→ **Task directions**: Exactly repeat the full listing that follows.

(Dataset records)
··········

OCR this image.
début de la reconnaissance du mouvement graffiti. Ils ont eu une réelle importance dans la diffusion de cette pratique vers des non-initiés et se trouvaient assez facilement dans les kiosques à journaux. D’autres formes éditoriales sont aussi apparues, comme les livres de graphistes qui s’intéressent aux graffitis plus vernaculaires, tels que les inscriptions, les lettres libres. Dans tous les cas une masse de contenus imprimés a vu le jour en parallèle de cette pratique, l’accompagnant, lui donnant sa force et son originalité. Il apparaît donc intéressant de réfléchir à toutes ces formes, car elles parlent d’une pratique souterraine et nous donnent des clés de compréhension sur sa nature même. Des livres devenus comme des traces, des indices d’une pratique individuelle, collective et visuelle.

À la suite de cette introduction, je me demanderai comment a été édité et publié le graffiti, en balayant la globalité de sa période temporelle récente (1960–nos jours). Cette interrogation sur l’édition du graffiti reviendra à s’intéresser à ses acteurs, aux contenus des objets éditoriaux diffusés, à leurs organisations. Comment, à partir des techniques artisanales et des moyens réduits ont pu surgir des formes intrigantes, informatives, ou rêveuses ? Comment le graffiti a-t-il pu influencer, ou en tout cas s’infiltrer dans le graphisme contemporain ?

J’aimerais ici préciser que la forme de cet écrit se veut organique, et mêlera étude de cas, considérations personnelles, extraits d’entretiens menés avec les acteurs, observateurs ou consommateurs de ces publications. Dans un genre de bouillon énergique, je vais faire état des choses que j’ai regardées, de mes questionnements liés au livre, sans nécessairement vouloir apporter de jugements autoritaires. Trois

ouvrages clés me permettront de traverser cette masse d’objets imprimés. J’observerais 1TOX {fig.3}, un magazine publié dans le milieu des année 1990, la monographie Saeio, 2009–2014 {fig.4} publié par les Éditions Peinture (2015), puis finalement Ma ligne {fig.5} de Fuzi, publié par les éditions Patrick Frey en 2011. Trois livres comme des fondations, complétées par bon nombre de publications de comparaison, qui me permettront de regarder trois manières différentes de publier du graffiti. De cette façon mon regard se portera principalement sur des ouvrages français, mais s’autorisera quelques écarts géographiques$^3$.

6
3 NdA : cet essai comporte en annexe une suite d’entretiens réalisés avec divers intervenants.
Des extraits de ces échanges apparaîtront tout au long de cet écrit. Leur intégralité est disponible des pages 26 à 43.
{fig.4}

··········

→ **Reply**:
OCR this image.
début de la reconnaissance du mouvement graffiti. Ils ont eu une réelle importance dans la diffusion de cette pratique vers des non-initiés et se trouvaient assez facilement dans les kiosques à journaux. D’autres formes éditoriales sont aussi apparues, comme les livres de graphistes qui s’intéressent aux graffitis plus vernaculaires, tels que les inscriptions, les lettres libres. Dans tous les cas une masse de contenus imprimés a vu le jour en parallèle de cette pratique, l’accompagnant, lui donnant sa force et son originalité. Il apparaît donc intéressant de réfléchir à toutes ces formes, car elles parlent d’une pratique souterraine et nous donnent des clés de compréhension sur sa nature même. Des livres devenus comme des traces, des indices d’une pratique individuelle, collective et visuelle.

À la suite de cette introduction, je me demanderai comment a été édité et publié le graffiti, en balayant la globalité de sa période temporelle récente (1960–nos jours). Cette interrogation sur l’édition du graffiti reviendra à s’intéresser à ses acteurs, aux contenus des objets éditoriaux diffusés, à leurs organisations. Comment, à partir des techniques artisanales et des moyens réduits ont pu surgir des formes intrigantes, informatives, ou rêveuses ? Comment le graffiti a-t-il pu influencer, ou en tout cas s’infiltrer dans le graphisme contemporain ?

J’aimerais ici préciser que la forme de cet écrit se veut organique, et mêlera étude de cas, considérations personnelles, extraits d’entretiens menés avec les acteurs, observateurs ou consommateurs de ces publications. Dans un genre de bouillon énergique, je vais faire état des choses que j’ai regardées, de mes questionnements liés au livre, sans nécessairement vouloir apporter de jugements autoritaires. Trois

ouvrages clés me permettront de traverser cette masse d’objets imprimés. J’observerais 1TOX {fig.3}, un magazine publié dans le milieu des année 1990, la monographie Saeio, 2009–2014 {fig.4} publié par les Éditions Peinture (2015), puis finalement Ma ligne {fig.5} de Fuzi, publié par les éditions Patrick Frey en 2011. Trois livres comme des fondations, complétées par bon nombre de publications de comparaison, qui me permettront de regarder trois manières différentes de publier du graffiti. De cette façon mon regard se portera principalement sur des ouvrages français, mais s’autorisera quelques écarts géographiques$^3$.

6
3 NdA : cet essai comporte en annexe une suite d’entretiens réalisés avec divers intervenants.
Des extraits de ces échanges apparaîtront tout au long de cet écrit. Leur intégralité est disponible des pages 26 à 43.
{fig.4}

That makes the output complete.